What you should do
State the number of lines where "button" appears. Add nothing else.

Items from a data source

┄┄┄┄┄┄

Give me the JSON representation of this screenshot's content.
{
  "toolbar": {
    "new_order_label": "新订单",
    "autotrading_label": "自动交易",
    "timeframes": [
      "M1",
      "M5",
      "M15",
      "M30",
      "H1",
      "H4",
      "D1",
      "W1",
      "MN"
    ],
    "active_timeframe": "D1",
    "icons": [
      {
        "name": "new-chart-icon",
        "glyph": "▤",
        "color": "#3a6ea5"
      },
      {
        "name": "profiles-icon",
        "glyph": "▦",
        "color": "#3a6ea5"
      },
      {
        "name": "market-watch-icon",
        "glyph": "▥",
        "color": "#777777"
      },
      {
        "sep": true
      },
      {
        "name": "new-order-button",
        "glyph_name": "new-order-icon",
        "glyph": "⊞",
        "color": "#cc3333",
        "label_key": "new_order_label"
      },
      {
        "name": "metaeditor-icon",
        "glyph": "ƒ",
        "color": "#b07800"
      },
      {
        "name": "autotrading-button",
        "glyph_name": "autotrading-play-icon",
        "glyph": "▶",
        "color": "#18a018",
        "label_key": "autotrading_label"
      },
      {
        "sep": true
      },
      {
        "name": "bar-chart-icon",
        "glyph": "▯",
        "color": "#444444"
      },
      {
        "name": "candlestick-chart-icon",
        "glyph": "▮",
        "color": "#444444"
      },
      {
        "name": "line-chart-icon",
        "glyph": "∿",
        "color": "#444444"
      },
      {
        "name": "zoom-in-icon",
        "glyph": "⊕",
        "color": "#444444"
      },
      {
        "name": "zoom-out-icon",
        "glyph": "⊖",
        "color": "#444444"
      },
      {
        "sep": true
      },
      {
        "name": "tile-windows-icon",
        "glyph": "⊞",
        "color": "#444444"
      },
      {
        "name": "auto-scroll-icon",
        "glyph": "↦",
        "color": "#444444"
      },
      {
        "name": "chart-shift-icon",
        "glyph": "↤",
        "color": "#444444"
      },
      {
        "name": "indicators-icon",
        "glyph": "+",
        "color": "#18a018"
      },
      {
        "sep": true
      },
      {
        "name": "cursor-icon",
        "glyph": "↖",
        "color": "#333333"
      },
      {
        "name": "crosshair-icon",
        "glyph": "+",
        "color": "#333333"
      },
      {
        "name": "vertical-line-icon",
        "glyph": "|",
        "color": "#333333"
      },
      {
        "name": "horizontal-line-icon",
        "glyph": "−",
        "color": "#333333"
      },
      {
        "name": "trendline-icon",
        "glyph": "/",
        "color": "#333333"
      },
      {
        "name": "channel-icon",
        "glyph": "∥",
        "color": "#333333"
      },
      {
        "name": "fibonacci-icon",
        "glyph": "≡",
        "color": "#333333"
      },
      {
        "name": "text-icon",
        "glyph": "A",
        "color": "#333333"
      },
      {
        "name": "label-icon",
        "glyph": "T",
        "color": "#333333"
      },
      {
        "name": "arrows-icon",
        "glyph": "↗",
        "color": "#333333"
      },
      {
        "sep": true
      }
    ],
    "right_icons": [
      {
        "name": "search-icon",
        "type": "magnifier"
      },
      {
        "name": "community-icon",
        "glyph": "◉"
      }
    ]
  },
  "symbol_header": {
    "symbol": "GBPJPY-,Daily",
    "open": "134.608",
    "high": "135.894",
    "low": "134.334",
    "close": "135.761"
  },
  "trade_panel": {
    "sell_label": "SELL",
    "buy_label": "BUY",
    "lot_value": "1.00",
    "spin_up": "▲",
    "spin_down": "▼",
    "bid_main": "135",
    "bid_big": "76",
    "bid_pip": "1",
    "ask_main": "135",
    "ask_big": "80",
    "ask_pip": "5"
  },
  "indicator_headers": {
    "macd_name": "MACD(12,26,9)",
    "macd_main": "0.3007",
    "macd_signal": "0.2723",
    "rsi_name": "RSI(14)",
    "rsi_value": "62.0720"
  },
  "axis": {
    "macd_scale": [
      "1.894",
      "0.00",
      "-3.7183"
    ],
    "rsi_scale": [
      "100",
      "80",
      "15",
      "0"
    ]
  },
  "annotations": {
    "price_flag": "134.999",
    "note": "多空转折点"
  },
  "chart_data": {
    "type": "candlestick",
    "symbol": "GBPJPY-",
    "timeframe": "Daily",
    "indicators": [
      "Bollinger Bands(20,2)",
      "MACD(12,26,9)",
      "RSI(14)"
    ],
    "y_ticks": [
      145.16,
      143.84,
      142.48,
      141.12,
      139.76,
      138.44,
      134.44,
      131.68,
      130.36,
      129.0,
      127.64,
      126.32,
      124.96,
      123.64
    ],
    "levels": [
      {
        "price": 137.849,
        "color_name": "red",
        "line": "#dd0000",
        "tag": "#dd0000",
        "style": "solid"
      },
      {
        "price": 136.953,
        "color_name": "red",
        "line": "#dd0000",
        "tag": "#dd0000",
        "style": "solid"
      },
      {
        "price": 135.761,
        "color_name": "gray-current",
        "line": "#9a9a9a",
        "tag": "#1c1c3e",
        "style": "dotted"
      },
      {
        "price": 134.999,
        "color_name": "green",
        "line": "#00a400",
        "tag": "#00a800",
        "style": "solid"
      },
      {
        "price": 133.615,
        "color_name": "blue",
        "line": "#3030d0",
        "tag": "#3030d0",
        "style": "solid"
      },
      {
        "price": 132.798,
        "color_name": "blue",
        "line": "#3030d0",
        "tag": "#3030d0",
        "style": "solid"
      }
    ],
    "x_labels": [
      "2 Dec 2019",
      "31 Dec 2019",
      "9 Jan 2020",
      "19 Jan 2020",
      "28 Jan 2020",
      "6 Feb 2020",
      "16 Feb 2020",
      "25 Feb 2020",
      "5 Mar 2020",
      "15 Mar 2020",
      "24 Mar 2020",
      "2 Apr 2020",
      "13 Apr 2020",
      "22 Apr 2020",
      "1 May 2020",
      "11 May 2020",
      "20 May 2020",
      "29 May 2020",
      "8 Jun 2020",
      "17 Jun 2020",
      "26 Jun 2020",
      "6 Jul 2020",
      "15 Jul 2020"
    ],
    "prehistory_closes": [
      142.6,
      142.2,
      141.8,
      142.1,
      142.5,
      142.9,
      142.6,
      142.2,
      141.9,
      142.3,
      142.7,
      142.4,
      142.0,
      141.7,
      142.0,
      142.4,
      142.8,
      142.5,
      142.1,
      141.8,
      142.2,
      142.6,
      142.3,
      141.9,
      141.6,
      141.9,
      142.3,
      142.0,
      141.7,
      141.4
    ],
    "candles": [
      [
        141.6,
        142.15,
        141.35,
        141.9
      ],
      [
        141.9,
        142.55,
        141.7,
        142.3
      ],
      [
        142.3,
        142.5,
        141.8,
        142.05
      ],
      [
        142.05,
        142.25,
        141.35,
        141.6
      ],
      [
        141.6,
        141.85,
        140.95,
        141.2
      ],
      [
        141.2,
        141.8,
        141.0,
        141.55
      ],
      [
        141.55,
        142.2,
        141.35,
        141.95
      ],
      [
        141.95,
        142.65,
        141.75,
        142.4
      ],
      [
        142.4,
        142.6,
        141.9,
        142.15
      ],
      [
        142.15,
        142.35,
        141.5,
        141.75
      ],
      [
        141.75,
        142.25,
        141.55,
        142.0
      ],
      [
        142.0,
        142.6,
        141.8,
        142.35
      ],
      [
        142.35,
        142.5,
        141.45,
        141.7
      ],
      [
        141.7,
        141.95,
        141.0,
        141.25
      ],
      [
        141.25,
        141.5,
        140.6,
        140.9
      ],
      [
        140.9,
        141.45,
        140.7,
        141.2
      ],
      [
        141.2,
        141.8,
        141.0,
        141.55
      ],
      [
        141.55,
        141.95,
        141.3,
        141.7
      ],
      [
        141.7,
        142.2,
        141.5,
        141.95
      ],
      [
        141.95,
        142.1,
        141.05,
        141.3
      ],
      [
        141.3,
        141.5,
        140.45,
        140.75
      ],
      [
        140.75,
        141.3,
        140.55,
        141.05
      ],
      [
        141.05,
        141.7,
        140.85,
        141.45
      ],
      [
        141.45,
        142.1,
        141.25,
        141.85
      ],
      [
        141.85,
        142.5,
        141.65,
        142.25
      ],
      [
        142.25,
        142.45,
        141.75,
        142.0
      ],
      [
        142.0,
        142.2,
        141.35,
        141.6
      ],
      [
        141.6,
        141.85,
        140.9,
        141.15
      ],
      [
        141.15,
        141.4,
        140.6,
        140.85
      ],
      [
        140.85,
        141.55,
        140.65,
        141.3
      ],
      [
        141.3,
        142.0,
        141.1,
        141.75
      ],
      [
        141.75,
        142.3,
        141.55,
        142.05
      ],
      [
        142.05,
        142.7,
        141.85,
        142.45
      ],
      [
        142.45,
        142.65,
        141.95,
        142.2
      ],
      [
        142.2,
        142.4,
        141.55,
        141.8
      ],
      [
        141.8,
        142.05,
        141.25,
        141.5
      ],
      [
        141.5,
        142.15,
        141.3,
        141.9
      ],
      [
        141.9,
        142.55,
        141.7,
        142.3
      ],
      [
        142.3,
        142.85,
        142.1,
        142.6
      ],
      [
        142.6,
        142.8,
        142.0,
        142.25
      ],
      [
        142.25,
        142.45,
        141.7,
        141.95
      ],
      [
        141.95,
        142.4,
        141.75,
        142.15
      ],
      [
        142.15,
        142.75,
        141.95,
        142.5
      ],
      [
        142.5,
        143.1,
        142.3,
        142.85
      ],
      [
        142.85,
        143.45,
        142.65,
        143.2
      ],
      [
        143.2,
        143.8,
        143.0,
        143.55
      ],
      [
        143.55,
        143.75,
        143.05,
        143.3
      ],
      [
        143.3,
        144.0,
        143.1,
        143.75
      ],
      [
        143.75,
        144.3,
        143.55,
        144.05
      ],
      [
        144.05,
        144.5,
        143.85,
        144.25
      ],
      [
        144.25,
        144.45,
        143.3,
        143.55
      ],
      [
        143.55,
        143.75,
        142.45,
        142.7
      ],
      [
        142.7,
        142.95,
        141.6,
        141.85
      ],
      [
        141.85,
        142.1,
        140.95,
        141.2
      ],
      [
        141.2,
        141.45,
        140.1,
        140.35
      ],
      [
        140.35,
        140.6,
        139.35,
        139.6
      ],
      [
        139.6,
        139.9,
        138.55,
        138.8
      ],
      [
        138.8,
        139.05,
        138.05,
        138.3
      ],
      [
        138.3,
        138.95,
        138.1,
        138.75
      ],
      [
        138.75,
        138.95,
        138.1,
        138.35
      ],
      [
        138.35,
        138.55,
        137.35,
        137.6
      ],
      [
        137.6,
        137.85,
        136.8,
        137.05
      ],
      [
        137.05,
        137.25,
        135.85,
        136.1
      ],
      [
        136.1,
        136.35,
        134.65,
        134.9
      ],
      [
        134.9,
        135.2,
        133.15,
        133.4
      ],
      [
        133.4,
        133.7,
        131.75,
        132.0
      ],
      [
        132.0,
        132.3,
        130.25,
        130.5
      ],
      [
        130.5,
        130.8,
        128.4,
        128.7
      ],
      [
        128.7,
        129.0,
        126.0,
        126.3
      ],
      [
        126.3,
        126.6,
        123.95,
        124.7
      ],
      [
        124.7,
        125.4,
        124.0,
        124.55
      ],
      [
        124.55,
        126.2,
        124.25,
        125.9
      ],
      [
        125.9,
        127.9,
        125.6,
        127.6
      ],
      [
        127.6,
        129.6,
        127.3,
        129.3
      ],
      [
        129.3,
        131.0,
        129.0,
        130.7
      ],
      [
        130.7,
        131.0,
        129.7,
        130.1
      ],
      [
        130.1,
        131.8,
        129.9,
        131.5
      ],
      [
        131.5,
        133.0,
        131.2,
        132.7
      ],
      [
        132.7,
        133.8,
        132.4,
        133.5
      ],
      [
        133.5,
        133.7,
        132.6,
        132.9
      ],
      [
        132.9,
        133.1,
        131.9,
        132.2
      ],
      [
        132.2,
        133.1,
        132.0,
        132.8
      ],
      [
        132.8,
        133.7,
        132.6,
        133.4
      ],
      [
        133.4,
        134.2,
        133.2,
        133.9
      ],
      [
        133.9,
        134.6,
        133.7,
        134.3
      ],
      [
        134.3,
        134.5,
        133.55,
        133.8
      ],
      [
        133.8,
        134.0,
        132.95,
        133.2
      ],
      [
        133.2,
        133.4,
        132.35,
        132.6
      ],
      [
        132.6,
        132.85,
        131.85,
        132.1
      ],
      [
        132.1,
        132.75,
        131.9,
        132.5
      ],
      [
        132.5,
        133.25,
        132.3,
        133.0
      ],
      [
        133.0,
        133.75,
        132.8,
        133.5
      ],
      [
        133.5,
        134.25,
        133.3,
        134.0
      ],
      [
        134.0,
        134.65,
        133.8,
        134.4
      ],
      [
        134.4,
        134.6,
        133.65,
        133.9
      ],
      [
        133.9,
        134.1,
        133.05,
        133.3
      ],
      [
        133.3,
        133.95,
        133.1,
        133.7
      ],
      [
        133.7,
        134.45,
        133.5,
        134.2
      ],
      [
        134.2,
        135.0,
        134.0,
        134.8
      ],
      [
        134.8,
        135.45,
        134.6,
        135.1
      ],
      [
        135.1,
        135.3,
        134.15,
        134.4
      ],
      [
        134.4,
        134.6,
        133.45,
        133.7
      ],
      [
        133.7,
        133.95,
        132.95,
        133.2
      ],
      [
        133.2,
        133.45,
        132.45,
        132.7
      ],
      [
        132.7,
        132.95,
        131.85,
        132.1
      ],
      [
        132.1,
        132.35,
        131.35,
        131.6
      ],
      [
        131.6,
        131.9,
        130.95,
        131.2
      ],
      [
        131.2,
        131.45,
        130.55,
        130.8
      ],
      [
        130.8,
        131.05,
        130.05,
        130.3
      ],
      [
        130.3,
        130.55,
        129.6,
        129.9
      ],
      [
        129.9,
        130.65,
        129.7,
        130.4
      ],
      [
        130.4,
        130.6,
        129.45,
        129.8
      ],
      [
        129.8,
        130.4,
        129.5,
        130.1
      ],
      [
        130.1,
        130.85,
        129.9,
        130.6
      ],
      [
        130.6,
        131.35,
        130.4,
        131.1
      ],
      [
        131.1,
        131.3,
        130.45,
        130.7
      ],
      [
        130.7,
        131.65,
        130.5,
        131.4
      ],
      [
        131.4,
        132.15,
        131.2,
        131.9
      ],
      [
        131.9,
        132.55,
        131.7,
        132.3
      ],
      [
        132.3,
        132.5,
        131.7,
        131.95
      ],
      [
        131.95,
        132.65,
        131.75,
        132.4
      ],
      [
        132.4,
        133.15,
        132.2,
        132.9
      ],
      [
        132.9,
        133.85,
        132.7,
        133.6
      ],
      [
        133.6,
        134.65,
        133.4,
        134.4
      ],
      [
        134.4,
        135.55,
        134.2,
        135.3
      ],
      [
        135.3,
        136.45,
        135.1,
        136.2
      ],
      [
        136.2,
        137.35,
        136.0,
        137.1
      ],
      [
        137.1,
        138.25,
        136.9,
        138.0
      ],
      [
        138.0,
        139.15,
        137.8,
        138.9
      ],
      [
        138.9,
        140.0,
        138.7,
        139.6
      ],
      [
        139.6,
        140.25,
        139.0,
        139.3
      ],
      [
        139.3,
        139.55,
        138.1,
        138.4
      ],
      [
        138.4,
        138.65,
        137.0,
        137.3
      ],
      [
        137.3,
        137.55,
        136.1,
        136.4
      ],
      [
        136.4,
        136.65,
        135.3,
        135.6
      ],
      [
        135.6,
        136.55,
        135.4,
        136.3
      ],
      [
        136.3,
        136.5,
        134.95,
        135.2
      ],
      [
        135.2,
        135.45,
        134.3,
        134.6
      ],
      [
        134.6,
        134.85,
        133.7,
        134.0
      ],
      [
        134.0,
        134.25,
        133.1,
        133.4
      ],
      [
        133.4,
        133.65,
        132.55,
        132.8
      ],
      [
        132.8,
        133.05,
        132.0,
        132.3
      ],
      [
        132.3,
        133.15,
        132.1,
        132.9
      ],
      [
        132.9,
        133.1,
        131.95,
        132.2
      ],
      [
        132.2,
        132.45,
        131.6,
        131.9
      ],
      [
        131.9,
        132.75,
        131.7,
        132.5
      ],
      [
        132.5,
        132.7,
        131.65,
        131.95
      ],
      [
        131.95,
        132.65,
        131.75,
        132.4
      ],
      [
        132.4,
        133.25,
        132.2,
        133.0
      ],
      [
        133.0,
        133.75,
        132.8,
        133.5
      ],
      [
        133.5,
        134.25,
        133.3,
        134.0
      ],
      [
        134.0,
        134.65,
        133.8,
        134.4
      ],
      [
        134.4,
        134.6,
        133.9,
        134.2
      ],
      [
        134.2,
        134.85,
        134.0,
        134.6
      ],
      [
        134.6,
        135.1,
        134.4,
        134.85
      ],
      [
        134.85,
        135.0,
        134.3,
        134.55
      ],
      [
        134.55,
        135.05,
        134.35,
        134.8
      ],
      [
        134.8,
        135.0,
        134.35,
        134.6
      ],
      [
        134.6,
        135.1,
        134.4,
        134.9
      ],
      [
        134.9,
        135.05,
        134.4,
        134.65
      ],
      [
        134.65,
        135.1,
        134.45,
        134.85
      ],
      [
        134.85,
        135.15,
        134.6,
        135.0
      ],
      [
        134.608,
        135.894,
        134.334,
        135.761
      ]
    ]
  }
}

┄┄┄┄┄┄

Solution
2